→ TEXTO PARA ANÁLISE:
===
Sistemas de assistência ao motorista nem sempre são confiáveis a longo prazo

Pesquisa revela que desgaste das tecnologias pode levar ao mau funcionamento e, consequentemente, colocar em risco os ocupantes do carro

mudança de faixa - Caderno Garagem

 

Nos últimos anos, uma quantidade cada vez maior de sistemas avançados de assistência está surgindo nos automóveis para preservar a integridade de motoristas e passageiros. O que surpreende, porém, é que eles ainda não são garantia de segurança total.

Ao menos é o que revela a pesquisa da TÜV Rheinland – uma das maiores fornecedoras de serviços de teste do mundo – em parceria com o British Transport Research Laboratory. Segundo o levantamento, até 2029 poderão ocorrer mais de 790.000 eventos de risco por ano em estradas da União Europeia, provocados pelo desempenho reduzido das tecnologias.

No estudo, os especialistas usaram assistentes de permanência em faixa para investigar o desgaste relacionado à idade, os danos ao sistema e acidentes, além da falta de calibração de câmeras externas do veículo. Conduzida em duas partes, a pesquisa teve a análise de publicações sobre o tema e testes de direção para investigar cenários diferentes.
===
→ AÇÃO NECESSÁRIA 1:
Diga se cada afirmação abaixo está de acordo com o texto sobre sistemas de assistência ao motorista e responda sim ou não, citando o trecho decisivo do texto.
(a) A pesquisa foi feita pela TÜV Rheinland junto com o British Transport Research Laboratory.
(b) O levantamento prevê mais de 790.000 eventos de risco por ano em estradas dos Estados Unidos até 2029.
(c) No estudo, os especialistas usaram sensores de estacionamento para investigar o desgaste.
→ AÇÃO NECESSÁRIA 2: Escreva a continuação do texto sobre a confiabilidade dos sistemas de assistência ao motorista, começando logo após a última frase apresentada.
===
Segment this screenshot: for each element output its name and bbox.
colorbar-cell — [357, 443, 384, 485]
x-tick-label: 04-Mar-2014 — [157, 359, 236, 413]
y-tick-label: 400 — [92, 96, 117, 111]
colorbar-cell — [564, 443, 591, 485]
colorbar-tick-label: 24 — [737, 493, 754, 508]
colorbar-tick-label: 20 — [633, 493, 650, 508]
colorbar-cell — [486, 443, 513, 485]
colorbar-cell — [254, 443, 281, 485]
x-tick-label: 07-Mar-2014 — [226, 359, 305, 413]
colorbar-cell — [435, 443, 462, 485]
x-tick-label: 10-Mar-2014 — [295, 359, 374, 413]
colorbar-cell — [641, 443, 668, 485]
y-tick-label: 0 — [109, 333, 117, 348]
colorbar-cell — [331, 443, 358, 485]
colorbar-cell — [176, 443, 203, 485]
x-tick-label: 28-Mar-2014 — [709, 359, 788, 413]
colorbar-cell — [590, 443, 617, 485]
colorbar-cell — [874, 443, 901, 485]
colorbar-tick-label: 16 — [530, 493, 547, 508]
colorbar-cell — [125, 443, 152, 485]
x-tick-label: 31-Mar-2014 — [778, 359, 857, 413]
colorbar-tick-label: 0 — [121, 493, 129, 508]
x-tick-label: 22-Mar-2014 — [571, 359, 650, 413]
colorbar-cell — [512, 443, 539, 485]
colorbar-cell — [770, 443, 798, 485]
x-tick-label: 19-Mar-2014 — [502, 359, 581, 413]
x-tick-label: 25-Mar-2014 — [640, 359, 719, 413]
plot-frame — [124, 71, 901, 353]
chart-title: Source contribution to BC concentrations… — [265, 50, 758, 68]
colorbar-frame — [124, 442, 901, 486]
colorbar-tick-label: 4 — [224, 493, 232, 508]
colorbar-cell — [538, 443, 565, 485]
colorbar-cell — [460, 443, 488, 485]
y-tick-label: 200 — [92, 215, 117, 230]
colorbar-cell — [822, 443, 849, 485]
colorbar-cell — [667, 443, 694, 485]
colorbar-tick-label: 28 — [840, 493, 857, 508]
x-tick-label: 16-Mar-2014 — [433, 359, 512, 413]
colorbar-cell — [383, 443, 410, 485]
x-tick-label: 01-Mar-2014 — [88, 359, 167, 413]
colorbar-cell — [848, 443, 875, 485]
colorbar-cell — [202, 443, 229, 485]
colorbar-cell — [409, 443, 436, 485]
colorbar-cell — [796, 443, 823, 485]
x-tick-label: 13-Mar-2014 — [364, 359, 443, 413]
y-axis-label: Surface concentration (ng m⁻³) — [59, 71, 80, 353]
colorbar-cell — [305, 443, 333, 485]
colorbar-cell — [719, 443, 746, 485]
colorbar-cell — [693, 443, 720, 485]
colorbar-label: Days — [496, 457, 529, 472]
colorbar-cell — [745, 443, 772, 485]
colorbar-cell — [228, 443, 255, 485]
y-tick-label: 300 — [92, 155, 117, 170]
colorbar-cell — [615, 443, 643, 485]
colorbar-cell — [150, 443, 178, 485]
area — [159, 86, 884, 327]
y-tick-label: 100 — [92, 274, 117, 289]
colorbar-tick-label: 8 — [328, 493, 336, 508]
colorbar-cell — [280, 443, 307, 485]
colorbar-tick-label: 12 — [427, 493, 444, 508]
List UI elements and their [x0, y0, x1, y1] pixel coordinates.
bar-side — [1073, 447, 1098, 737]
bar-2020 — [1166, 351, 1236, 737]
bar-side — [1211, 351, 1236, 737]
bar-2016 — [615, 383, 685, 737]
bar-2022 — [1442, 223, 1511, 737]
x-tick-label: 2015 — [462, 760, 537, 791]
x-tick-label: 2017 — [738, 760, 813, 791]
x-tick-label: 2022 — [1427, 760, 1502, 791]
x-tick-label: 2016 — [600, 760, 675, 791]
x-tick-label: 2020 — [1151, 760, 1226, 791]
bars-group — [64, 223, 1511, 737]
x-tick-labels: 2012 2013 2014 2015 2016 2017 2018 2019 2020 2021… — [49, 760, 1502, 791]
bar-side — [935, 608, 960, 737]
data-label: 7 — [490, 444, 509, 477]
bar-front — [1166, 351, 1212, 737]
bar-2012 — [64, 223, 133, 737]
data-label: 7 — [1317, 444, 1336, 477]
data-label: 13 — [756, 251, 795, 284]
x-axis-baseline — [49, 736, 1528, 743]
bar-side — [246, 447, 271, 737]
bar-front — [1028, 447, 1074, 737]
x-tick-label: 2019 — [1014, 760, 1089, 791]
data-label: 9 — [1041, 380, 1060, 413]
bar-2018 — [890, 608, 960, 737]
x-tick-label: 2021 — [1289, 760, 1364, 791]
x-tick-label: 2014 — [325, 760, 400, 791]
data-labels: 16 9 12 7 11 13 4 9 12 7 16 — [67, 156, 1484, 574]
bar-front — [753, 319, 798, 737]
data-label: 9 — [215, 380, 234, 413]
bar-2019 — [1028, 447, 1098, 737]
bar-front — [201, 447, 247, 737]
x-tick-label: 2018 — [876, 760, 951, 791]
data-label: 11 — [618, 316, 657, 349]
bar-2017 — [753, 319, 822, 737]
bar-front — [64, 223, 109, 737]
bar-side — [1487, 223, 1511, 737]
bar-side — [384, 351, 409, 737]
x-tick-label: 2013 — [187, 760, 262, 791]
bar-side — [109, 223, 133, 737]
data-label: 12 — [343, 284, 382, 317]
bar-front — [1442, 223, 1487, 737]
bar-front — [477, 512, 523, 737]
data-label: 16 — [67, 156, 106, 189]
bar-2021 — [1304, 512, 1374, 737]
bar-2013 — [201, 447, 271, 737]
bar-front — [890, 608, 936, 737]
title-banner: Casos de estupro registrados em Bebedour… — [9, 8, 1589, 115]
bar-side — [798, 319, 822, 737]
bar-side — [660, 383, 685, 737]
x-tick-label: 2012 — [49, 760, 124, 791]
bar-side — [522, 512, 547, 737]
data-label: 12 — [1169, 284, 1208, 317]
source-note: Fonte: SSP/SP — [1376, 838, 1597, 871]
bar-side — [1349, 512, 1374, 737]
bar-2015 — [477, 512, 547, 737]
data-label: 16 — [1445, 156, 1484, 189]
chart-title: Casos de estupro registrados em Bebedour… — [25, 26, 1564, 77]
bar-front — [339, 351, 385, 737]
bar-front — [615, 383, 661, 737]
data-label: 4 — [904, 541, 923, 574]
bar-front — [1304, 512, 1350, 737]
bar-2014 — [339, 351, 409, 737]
===
→ RESULTADO DA TAREFA 1:
(a) Sim: "a pesquisa da TÜV Rheinland – uma das maiores fornecedoras de serviços de teste do mundo – em parceria com o British Transport Research Laboratory"
(b) Não: "em estradas da União Europeia"
(c) Não: "os especialistas usaram assistentes de permanência em faixa"

→ RESULTADO DA TAREFA 2:
“Os sistemas de assistência devem funcionar de forma confiável por muitos anos. Mas a pesquisa apontou que os assistentes de permanência em faixa trabalham de maneira limitada ao longo do tempo, trazendo consequências para o trânsito”, afirma Matthias Schubert, vice-presidente executivo de mobilidade da TÜV Rheinland.

Dependendo do cenário, o número anual de eventos de risco – falhas que reduzem o desempenho dos sistemas devido ao mau funcionamento – pode chegar a 2,3 milhões. Schubert revela que é preciso haver mais estudos sobre confiabilidade a longo prazo dos sistemas de assistência e desgaste. “Pouco se sabe sobre como acidentes, reparos inadequados ou desgaste afetam a funcionalidade dos sistemas de assistência e, portanto, a segurança rodoviária a longo prazo”, destaca.

Para testar os dispositivos, os especialistas da TÜV Rheinland simularam danos no para-brisa na área da câmera do assistente de permanência em faixa, calibração incorreta das câmeras após a substituição do para-brisa e interrupções na comunicação de dados no veículo durante a condução. Os componentes foram envelhecidos artificialmente e, em uma das avaliações, o chassi sofreu alterações.

Durante os testes de direção, os pesquisadores analisaram como o carro modificado se comportou em situações específicas da estrada (curvas e retas). O foco estava em casos em que as luzes indicadoras e outros sistemas de alerta não foram ativados.

Eles observaram que o funcionamento do assistente de permanência em faixa se deteriorava em simulações de impactos de pedras no para-brisa e que, em certos momentos, o sistema desligava sem aviso. Os especialistas também detectaram a passagem sobre as marcações da faixa sem aviso ou reação da tecnologia.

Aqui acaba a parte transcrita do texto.